GOAL: From the entries below, work out the number of lines that hold the word "devices", and give that number alone.
_ _ _ _
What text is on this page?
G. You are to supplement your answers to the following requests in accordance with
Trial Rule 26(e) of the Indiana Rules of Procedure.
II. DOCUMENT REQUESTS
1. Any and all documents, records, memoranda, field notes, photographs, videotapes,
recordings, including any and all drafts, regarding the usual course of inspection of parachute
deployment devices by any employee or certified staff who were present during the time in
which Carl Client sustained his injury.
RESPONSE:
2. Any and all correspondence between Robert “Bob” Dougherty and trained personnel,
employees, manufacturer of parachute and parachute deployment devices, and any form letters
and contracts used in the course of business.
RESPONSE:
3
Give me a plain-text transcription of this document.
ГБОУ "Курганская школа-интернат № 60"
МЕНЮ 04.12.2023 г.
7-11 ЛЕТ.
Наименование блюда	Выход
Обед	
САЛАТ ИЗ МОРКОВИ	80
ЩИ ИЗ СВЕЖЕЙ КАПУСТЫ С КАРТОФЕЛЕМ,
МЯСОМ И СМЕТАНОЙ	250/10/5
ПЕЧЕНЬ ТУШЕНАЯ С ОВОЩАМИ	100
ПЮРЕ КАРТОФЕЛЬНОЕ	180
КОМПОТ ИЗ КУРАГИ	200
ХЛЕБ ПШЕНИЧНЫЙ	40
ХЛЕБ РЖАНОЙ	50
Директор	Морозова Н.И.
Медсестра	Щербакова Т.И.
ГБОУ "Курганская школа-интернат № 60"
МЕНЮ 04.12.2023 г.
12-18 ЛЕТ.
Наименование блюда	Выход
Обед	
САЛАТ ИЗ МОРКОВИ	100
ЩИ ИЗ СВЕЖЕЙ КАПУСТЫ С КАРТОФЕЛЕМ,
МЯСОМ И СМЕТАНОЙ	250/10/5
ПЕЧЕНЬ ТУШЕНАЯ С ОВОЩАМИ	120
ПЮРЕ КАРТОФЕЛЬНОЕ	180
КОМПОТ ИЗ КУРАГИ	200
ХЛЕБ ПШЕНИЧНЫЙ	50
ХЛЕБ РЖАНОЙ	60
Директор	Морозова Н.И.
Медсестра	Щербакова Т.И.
_ _ _ _
THE COMPLETED TASK: 2